[START]

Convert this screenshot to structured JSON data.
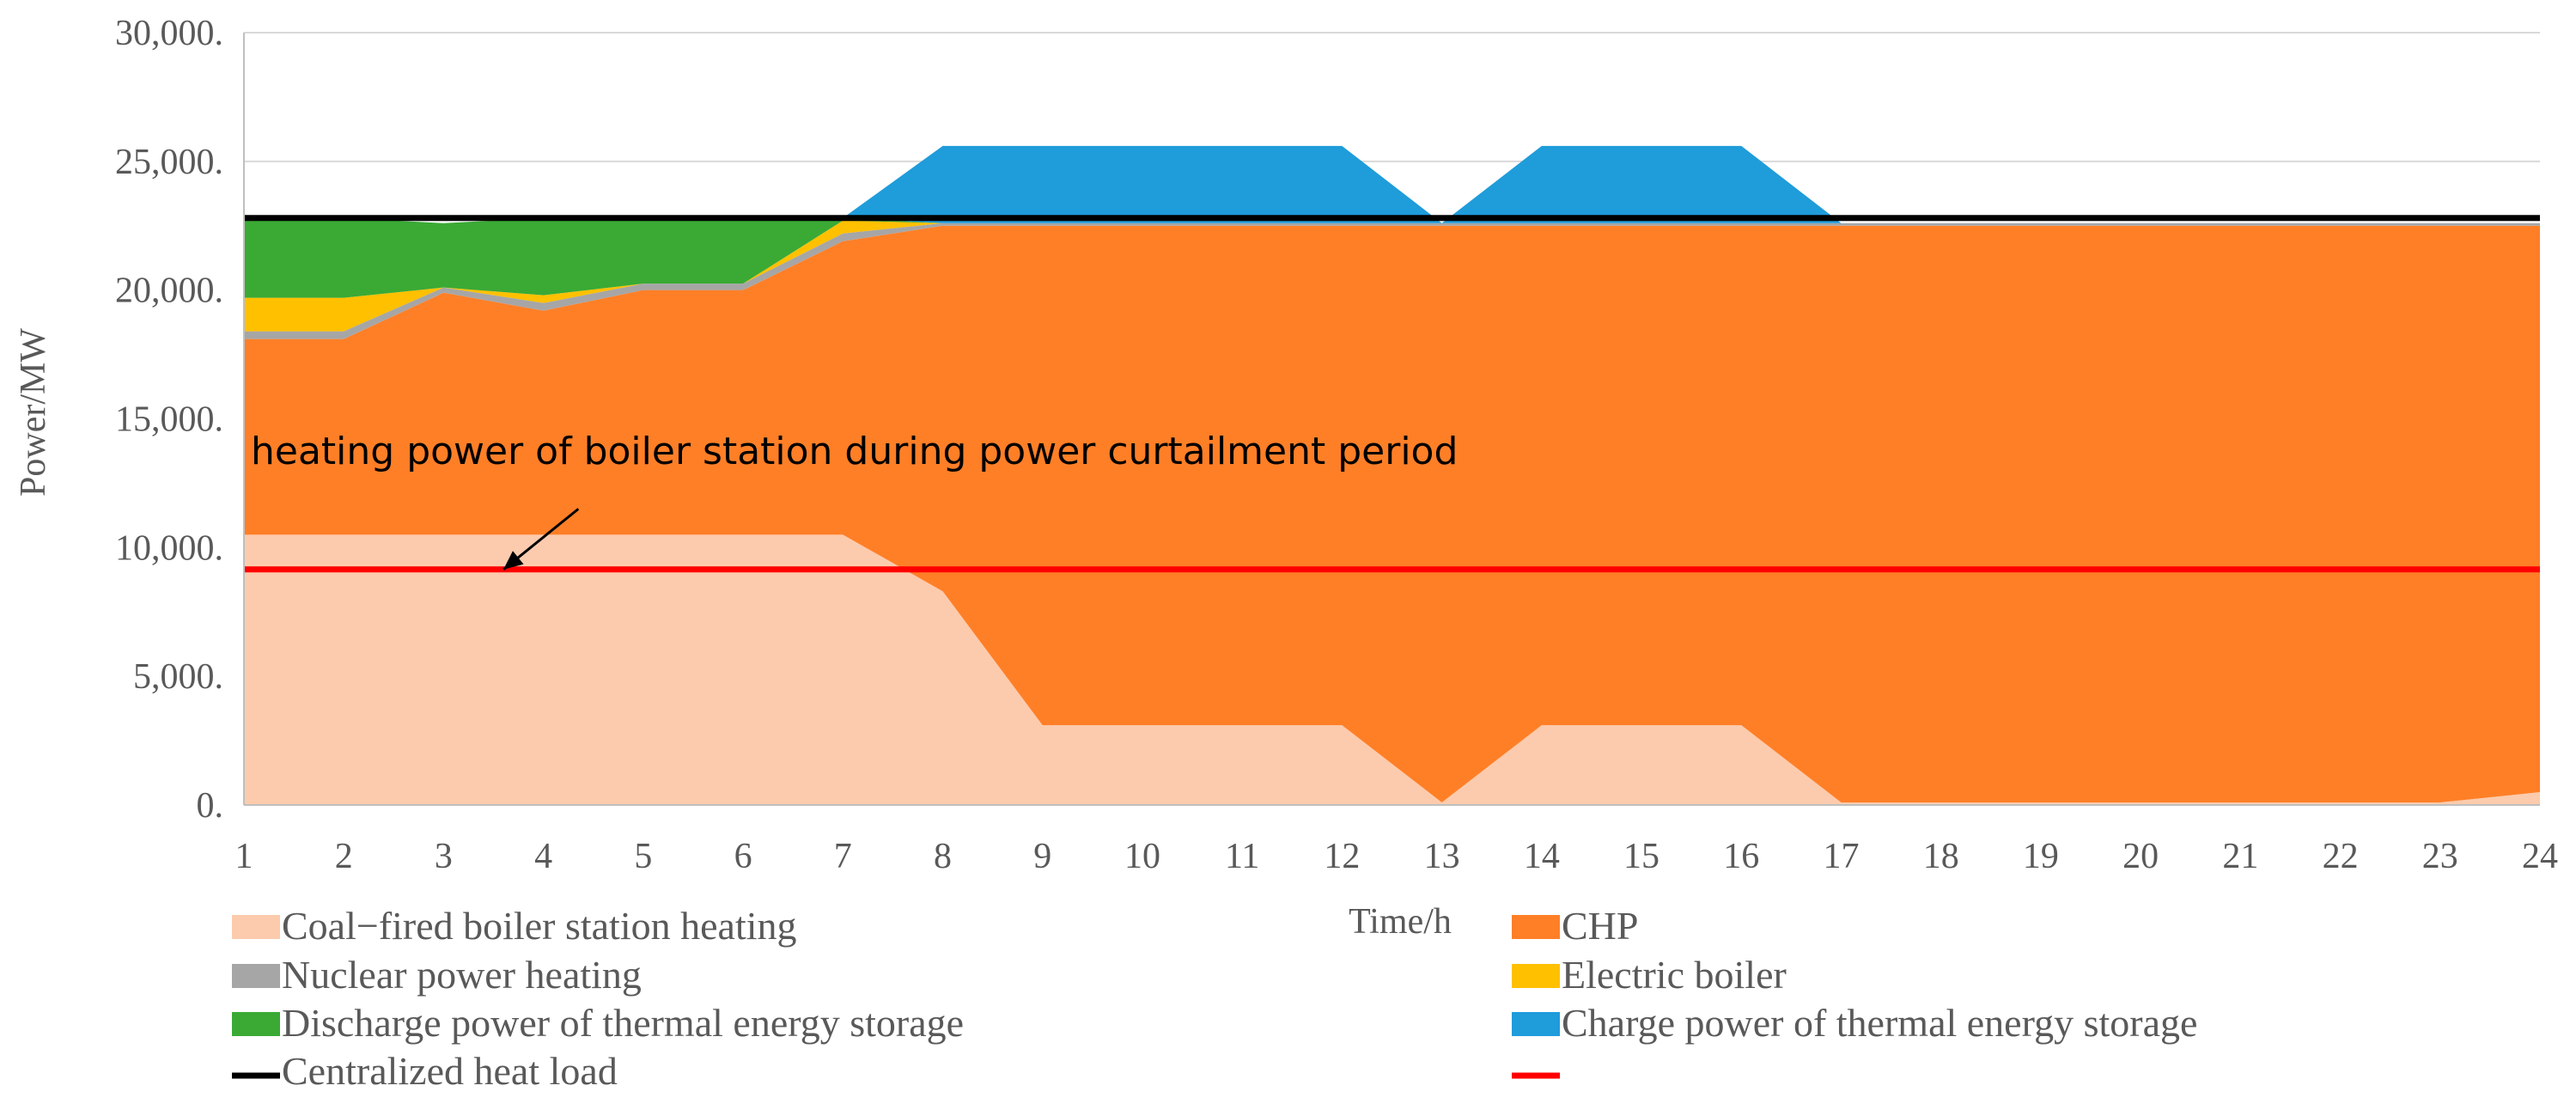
{
  "chart_data": {
    "type": "area",
    "xlabel": "Time/h",
    "ylabel": "Power/MW",
    "ylim": [
      0,
      30000
    ],
    "y_ticks": [
      0,
      5000,
      10000,
      15000,
      20000,
      25000,
      30000
    ],
    "y_tick_labels": [
      "0.",
      "5,000.",
      "10,000.",
      "15,000.",
      "20,000.",
      "25,000.",
      "30,000."
    ],
    "x": [
      1,
      2,
      3,
      4,
      5,
      6,
      7,
      8,
      9,
      10,
      11,
      12,
      13,
      14,
      15,
      16,
      17,
      18,
      19,
      20,
      21,
      22,
      23,
      24
    ],
    "x_tick_labels": [
      "1",
      "2",
      "3",
      "4",
      "5",
      "6",
      "7",
      "8",
      "9",
      "10",
      "11",
      "12",
      "13",
      "14",
      "15",
      "16",
      "17",
      "18",
      "19",
      "20",
      "21",
      "22",
      "23",
      "24"
    ],
    "grid": true,
    "legend": "bottom",
    "series": [
      {
        "name": "Coal−fired boiler station heating",
        "kind": "stacked-area",
        "color": "#FCCBAD",
        "values": [
          10500,
          10500,
          10500,
          10500,
          10500,
          10500,
          10500,
          8300,
          3100,
          3100,
          3100,
          3100,
          100,
          3100,
          3100,
          3100,
          100,
          100,
          100,
          100,
          100,
          100,
          100,
          500
        ]
      },
      {
        "name": "CHP",
        "kind": "stacked-area",
        "color": "#FF7F27",
        "values": [
          7600,
          7600,
          9400,
          8700,
          9500,
          9500,
          11400,
          14200,
          19400,
          19400,
          19400,
          19400,
          22400,
          19400,
          19400,
          19400,
          22400,
          22400,
          22400,
          22400,
          22400,
          22400,
          22400,
          22000
        ]
      },
      {
        "name": "Nuclear power heating",
        "kind": "stacked-area",
        "color": "#A6A6A6",
        "values": [
          300,
          300,
          200,
          300,
          250,
          250,
          300,
          100,
          100,
          100,
          100,
          100,
          100,
          100,
          100,
          100,
          100,
          100,
          100,
          100,
          100,
          100,
          100,
          100
        ]
      },
      {
        "name": "Electric boiler",
        "kind": "stacked-area",
        "color": "#FFC000",
        "values": [
          1300,
          1300,
          0,
          300,
          0,
          0,
          500,
          0,
          0,
          0,
          0,
          0,
          0,
          0,
          0,
          0,
          0,
          0,
          0,
          0,
          0,
          0,
          0,
          0
        ]
      },
      {
        "name": "Discharge power of thermal energy storage",
        "kind": "stacked-area",
        "color": "#3AAA35",
        "values": [
          3100,
          3100,
          2500,
          3000,
          2550,
          2550,
          100,
          0,
          0,
          0,
          0,
          0,
          0,
          0,
          0,
          0,
          0,
          0,
          0,
          0,
          0,
          0,
          0,
          0
        ]
      },
      {
        "name": "Charge power of thermal energy storage",
        "kind": "stacked-area",
        "color": "#1F9CDA",
        "values": [
          0,
          0,
          0,
          0,
          0,
          0,
          0,
          3000,
          3000,
          3000,
          3000,
          3000,
          0,
          3000,
          3000,
          3000,
          0,
          0,
          0,
          0,
          0,
          0,
          0,
          0
        ]
      },
      {
        "name": "Centralized heat load",
        "kind": "line",
        "color": "#000000",
        "values": [
          22800,
          22800,
          22800,
          22800,
          22800,
          22800,
          22800,
          22800,
          22800,
          22800,
          22800,
          22800,
          22800,
          22800,
          22800,
          22800,
          22800,
          22800,
          22800,
          22800,
          22800,
          22800,
          22800,
          22800
        ]
      },
      {
        "kind": "line",
        "color": "#FF0000",
        "values": [
          9150,
          9150,
          9150,
          9150,
          9150,
          9150,
          9150,
          9150,
          9150,
          9150,
          9150,
          9150,
          9150,
          9150,
          9150,
          9150,
          9150,
          9150,
          9150,
          9150,
          9150,
          9150,
          9150,
          9150
        ]
      }
    ],
    "annotation": {
      "text": "heating power of boiler station during power curtailment period",
      "arrow_x": 3.6,
      "arrow_y": 9150,
      "arrow_from_x": 4.35,
      "arrow_from_y": 11500
    },
    "legend_entries": [
      {
        "label": "Coal−fired boiler station heating",
        "color": "#FCCBAD",
        "marker": "box"
      },
      {
        "label": "CHP",
        "color": "#FF7F27",
        "marker": "box"
      },
      {
        "label": "Nuclear power heating",
        "color": "#A6A6A6",
        "marker": "box"
      },
      {
        "label": "Electric boiler",
        "color": "#FFC000",
        "marker": "box"
      },
      {
        "label": "Discharge power of thermal energy storage",
        "color": "#3AAA35",
        "marker": "box"
      },
      {
        "label": "Charge power of thermal energy storage",
        "color": "#1F9CDA",
        "marker": "box"
      },
      {
        "label": "Centralized heat load",
        "color": "#000000",
        "marker": "line"
      },
      {
        "label": "",
        "color": "#FF0000",
        "marker": "line"
      }
    ]
  }
}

[END]

▶ **What is required**: Transcribe all of the records above character for character. Exclude the pictures.

▶ **Output for this exercise**:
Convert this screenshot to structured JSON data.
{
  "chart_data": {
    "type": "area",
    "xlabel": "Time/h",
    "ylabel": "Power/MW",
    "ylim": [
      0,
      30000
    ],
    "y_ticks": [
      0,
      5000,
      10000,
      15000,
      20000,
      25000,
      30000
    ],
    "y_tick_labels": [
      "0.",
      "5,000.",
      "10,000.",
      "15,000.",
      "20,000.",
      "25,000.",
      "30,000."
    ],
    "x": [
      1,
      2,
      3,
      4,
      5,
      6,
      7,
      8,
      9,
      10,
      11,
      12,
      13,
      14,
      15,
      16,
      17,
      18,
      19,
      20,
      21,
      22,
      23,
      24
    ],
    "x_tick_labels": [
      "1",
      "2",
      "3",
      "4",
      "5",
      "6",
      "7",
      "8",
      "9",
      "10",
      "11",
      "12",
      "13",
      "14",
      "15",
      "16",
      "17",
      "18",
      "19",
      "20",
      "21",
      "22",
      "23",
      "24"
    ],
    "grid": true,
    "legend": "bottom",
    "series": [
      {
        "name": "Coal−fired boiler station heating",
        "kind": "stacked-area",
        "color": "#FCCBAD",
        "values": [
          10500,
          10500,
          10500,
          10500,
          10500,
          10500,
          10500,
          8300,
          3100,
          3100,
          3100,
          3100,
          100,
          3100,
          3100,
          3100,
          100,
          100,
          100,
          100,
          100,
          100,
          100,
          500
        ]
      },
      {
        "name": "CHP",
        "kind": "stacked-area",
        "color": "#FF7F27",
        "values": [
          7600,
          7600,
          9400,
          8700,
          9500,
          9500,
          11400,
          14200,
          19400,
          19400,
          19400,
          19400,
          22400,
          19400,
          19400,
          19400,
          22400,
          22400,
          22400,
          22400,
          22400,
          22400,
          22400,
          22000
        ]
      },
      {
        "name": "Nuclear power heating",
        "kind": "stacked-area",
        "color": "#A6A6A6",
        "values": [
          300,
          300,
          200,
          300,
          250,
          250,
          300,
          100,
          100,
          100,
          100,
          100,
          100,
          100,
          100,
          100,
          100,
          100,
          100,
          100,
          100,
          100,
          100,
          100
        ]
      },
      {
        "name": "Electric boiler",
        "kind": "stacked-area",
        "color": "#FFC000",
        "values": [
          1300,
          1300,
          0,
          300,
          0,
          0,
          500,
          0,
          0,
          0,
          0,
          0,
          0,
          0,
          0,
          0,
          0,
          0,
          0,
          0,
          0,
          0,
          0,
          0
        ]
      },
      {
        "name": "Discharge power of thermal energy storage",
        "kind": "stacked-area",
        "color": "#3AAA35",
        "values": [
          3100,
          3100,
          2500,
          3000,
          2550,
          2550,
          100,
          0,
          0,
          0,
          0,
          0,
          0,
          0,
          0,
          0,
          0,
          0,
          0,
          0,
          0,
          0,
          0,
          0
        ]
      },
      {
        "name": "Charge power of thermal energy storage",
        "kind": "stacked-area",
        "color": "#1F9CDA",
        "values": [
          0,
          0,
          0,
          0,
          0,
          0,
          0,
          3000,
          3000,
          3000,
          3000,
          3000,
          0,
          3000,
          3000,
          3000,
          0,
          0,
          0,
          0,
          0,
          0,
          0,
          0
        ]
      },
      {
        "name": "Centralized heat load",
        "kind": "line",
        "color": "#000000",
        "values": [
          22800,
          22800,
          22800,
          22800,
          22800,
          22800,
          22800,
          22800,
          22800,
          22800,
          22800,
          22800,
          22800,
          22800,
          22800,
          22800,
          22800,
          22800,
          22800,
          22800,
          22800,
          22800,
          22800,
          22800
        ]
      },
      {
        "kind": "line",
        "color": "#FF0000",
        "values": [
          9150,
          9150,
          9150,
          9150,
          9150,
          9150,
          9150,
          9150,
          9150,
          9150,
          9150,
          9150,
          9150,
          9150,
          9150,
          9150,
          9150,
          9150,
          9150,
          9150,
          9150,
          9150,
          9150,
          9150
        ]
      }
    ],
    "annotation": {
      "text": "heating power of boiler station during power curtailment period",
      "arrow_x": 3.6,
      "arrow_y": 9150,
      "arrow_from_x": 4.35,
      "arrow_from_y": 11500
    },
    "legend_entries": [
      {
        "label": "Coal−fired boiler station heating",
        "color": "#FCCBAD",
        "marker": "box"
      },
      {
        "label": "CHP",
        "color": "#FF7F27",
        "marker": "box"
      },
      {
        "label": "Nuclear power heating",
        "color": "#A6A6A6",
        "marker": "box"
      },
      {
        "label": "Electric boiler",
        "color": "#FFC000",
        "marker": "box"
      },
      {
        "label": "Discharge power of thermal energy storage",
        "color": "#3AAA35",
        "marker": "box"
      },
      {
        "label": "Charge power of thermal energy storage",
        "color": "#1F9CDA",
        "marker": "box"
      },
      {
        "label": "Centralized heat load",
        "color": "#000000",
        "marker": "line"
      },
      {
        "label": "",
        "color": "#FF0000",
        "marker": "line"
      }
    ]
  }
}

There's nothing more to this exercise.